**Request:** Output every line of the records below as a JSON array of strings, one string per line, skipping blank lines and leaving out the pictures.

**Provided information:**
--*--
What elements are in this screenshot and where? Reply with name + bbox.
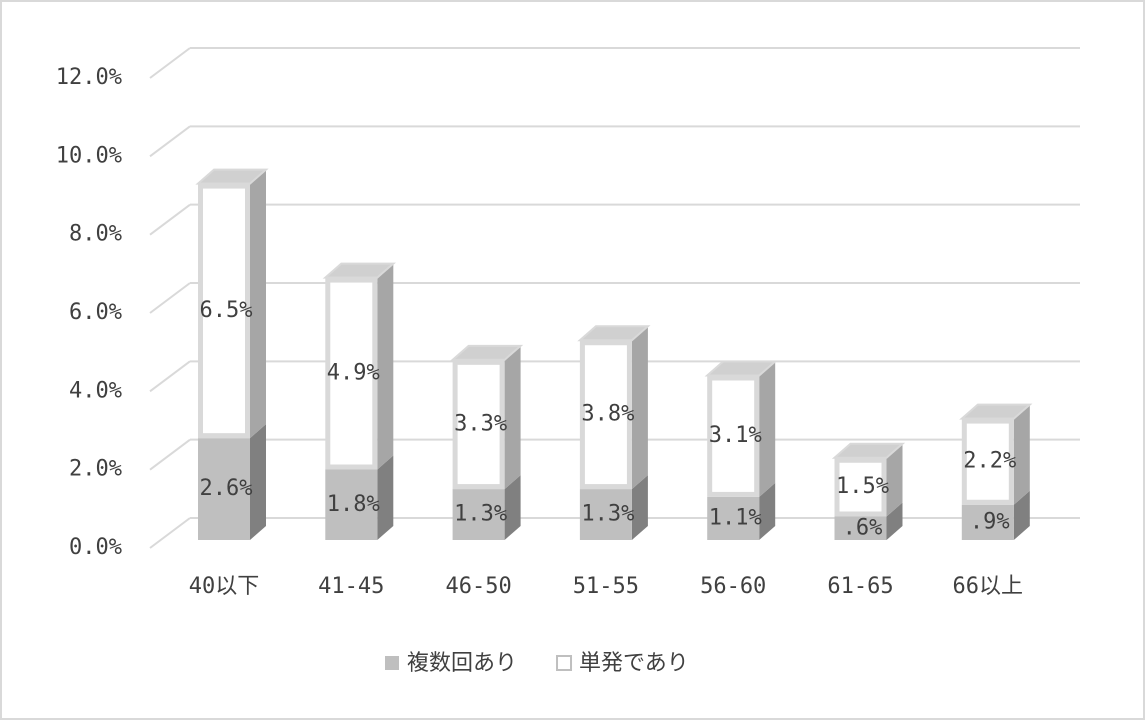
y-tick-label: 2.0% — [69, 457, 122, 482]
bar-top — [704, 360, 778, 377]
bar-side — [631, 326, 648, 490]
bar — [834, 457, 887, 517]
bar-side — [1013, 404, 1030, 505]
data-label: 1.8% — [327, 492, 380, 517]
legend-swatch — [556, 655, 573, 671]
data-label: .9% — [970, 509, 1010, 534]
x-tick-label: 51-55 — [573, 574, 639, 599]
x-tick-label: 61-65 — [827, 574, 893, 599]
x-tick-label: 56-60 — [700, 574, 766, 599]
bar-side — [886, 502, 903, 540]
data-label: .6% — [843, 515, 883, 540]
bar-side — [631, 475, 648, 540]
bar-top — [959, 403, 1033, 420]
bar — [452, 489, 505, 540]
grid-line-side — [149, 203, 191, 236]
y-tick-label: 12.0% — [56, 65, 122, 90]
bar — [707, 375, 760, 497]
x-tick-label: 46-50 — [445, 574, 511, 599]
bar-side — [377, 263, 394, 470]
legend-label: 単発であり — [579, 651, 689, 676]
bar — [961, 504, 1014, 540]
bar-top — [322, 262, 396, 279]
bar — [198, 438, 250, 540]
legend-swatch — [385, 656, 399, 670]
y-tick-label: 6.0% — [69, 300, 122, 325]
x-tick-label: 66以上 — [953, 574, 1024, 599]
grid-line-side — [149, 360, 191, 393]
bar — [325, 277, 378, 470]
data-label: 3.8% — [581, 402, 634, 427]
y-tick-label: 8.0% — [69, 222, 122, 247]
data-label: 1.3% — [581, 502, 634, 527]
bar-side — [886, 443, 903, 517]
bar-top — [195, 168, 269, 185]
grid-line-side — [149, 47, 191, 79]
data-label: 1.1% — [709, 505, 762, 530]
data-label: 4.9% — [327, 361, 380, 386]
bar — [198, 183, 250, 439]
bar-side — [504, 475, 521, 540]
bar-side — [250, 424, 266, 540]
bar-side — [377, 455, 394, 540]
bar-side — [250, 169, 266, 439]
bar-side — [759, 482, 776, 540]
bar — [579, 489, 632, 540]
grid-line-side — [149, 282, 191, 314]
data-label: 2.6% — [200, 476, 253, 501]
bar — [579, 340, 632, 490]
bar — [834, 516, 887, 540]
grid-line-side — [149, 438, 191, 471]
data-label: 3.3% — [454, 411, 507, 436]
bar-top — [449, 344, 524, 361]
x-tick-label: 40以下 — [189, 574, 260, 599]
bar — [452, 359, 505, 490]
bar-side — [759, 361, 776, 497]
data-label: 1.3% — [454, 502, 507, 527]
y-tick-label: 0.0% — [69, 535, 122, 560]
bar-top — [577, 325, 651, 342]
bar — [707, 496, 760, 540]
grid-line-side — [149, 517, 191, 549]
y-tick-label: 4.0% — [69, 378, 122, 403]
grid-line-side — [149, 125, 191, 158]
x-tick-label: 41-45 — [318, 574, 384, 599]
data-label: 3.1% — [709, 423, 762, 448]
bar-top — [831, 442, 906, 459]
y-tick-label: 10.0% — [56, 143, 122, 168]
bar-side — [504, 345, 521, 490]
bar — [325, 469, 378, 540]
bar — [961, 418, 1014, 505]
data-label: 1.5% — [836, 474, 889, 499]
data-label: 6.5% — [200, 298, 253, 323]
bar-side — [1013, 490, 1030, 540]
legend-label: 複数回あり — [407, 651, 517, 676]
data-label: 2.2% — [963, 449, 1016, 474]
--*--
**Output of the exercise:**
[
  "What elements are in this screenshot and where? Reply with name + bbox.",
  "y-tick-label: 2.0% — [69, 457, 122, 482]",
  "bar-top — [704, 360, 778, 377]",
  "bar-side — [631, 326, 648, 490]",
  "bar — [834, 457, 887, 517]",
  "bar-side — [1013, 404, 1030, 505]",
  "data-label: 1.8% — [327, 492, 380, 517]",
  "legend-swatch — [556, 655, 573, 671]",
  "data-label: .9% — [970, 509, 1010, 534]",
  "x-tick-label: 51-55 — [573, 574, 639, 599]",
  "x-tick-label: 61-65 — [827, 574, 893, 599]",
  "x-tick-label: 56-60 — [700, 574, 766, 599]",
  "bar-side — [886, 502, 903, 540]",
  "data-label: .6% — [843, 515, 883, 540]",
  "bar-side — [631, 475, 648, 540]",
  "bar-top — [959, 403, 1033, 420]",
  "bar — [452, 489, 505, 540]",
  "grid-line-side — [149, 203, 191, 236]",
  "y-tick-label: 12.0% — [56, 65, 122, 90]",
  "bar — [707, 375, 760, 497]",
  "x-tick-label: 46-50 — [445, 574, 511, 599]",
  "bar-side — [377, 263, 394, 470]",
  "legend-label: 単発であり — [579, 651, 689, 676]",
  "bar — [961, 504, 1014, 540]",
  "bar-top — [322, 262, 396, 279]",
  "bar — [198, 438, 250, 540]",
  "legend-swatch — [385, 656, 399, 670]",
  "y-tick-label: 6.0% — [69, 300, 122, 325]",
  "x-tick-label: 66以上 — [953, 574, 1024, 599]",
  "grid-line-side — [149, 360, 191, 393]",
  "bar — [325, 277, 378, 470]",
  "data-label: 3.8% — [581, 402, 634, 427]",
  "y-tick-label: 8.0% — [69, 222, 122, 247]",
  "data-label: 1.3% — [581, 502, 634, 527]",
  "bar-side — [886, 443, 903, 517]",
  "bar-top — [195, 168, 269, 185]",
  "grid-line-side — [149, 47, 191, 79]",
  "data-label: 1.1% — [709, 505, 762, 530]",
  "data-label: 4.9% — [327, 361, 380, 386]",
  "bar — [198, 183, 250, 439]",
  "bar-side — [504, 475, 521, 540]",
  "bar-side — [250, 424, 266, 540]",
  "bar-side — [377, 455, 394, 540]",
  "bar-side — [250, 169, 266, 439]",
  "bar-side — [759, 482, 776, 540]",
  "bar — [579, 489, 632, 540]",
  "grid-line-side — [149, 282, 191, 314]",
  "data-label: 2.6% — [200, 476, 253, 501]",
  "bar — [579, 340, 632, 490]",
  "bar — [834, 516, 887, 540]",
  "grid-line-side — [149, 438, 191, 471]",
  "data-label: 3.3% — [454, 411, 507, 436]",
  "bar-top — [449, 344, 524, 361]",
  "x-tick-label: 40以下 — [189, 574, 260, 599]",
  "bar — [452, 359, 505, 490]",
  "bar-side — [759, 361, 776, 497]",
  "data-label: 1.3% — [454, 502, 507, 527]",
  "y-tick-label: 0.0% — [69, 535, 122, 560]",
  "bar-top — [577, 325, 651, 342]",
  "bar — [707, 496, 760, 540]",
  "grid-line-side — [149, 517, 191, 549]",
  "y-tick-label: 4.0% — [69, 378, 122, 403]",
  "grid-line-side — [149, 125, 191, 158]",
  "x-tick-label: 41-45 — [318, 574, 384, 599]",
  "data-label: 3.1% — [709, 423, 762, 448]",
  "bar-top — [831, 442, 906, 459]",
  "y-tick-label: 10.0% — [56, 143, 122, 168]",
  "bar-side — [504, 345, 521, 490]",
  "bar — [325, 469, 378, 540]",
  "bar — [961, 418, 1014, 505]",
  "data-label: 1.5% — [836, 474, 889, 499]",
  "data-label: 6.5% — [200, 298, 253, 323]",
  "bar-side — [1013, 490, 1030, 540]",
  "legend-label: 複数回あり — [407, 651, 517, 676]",
  "data-label: 2.2% — [963, 449, 1016, 474]"
]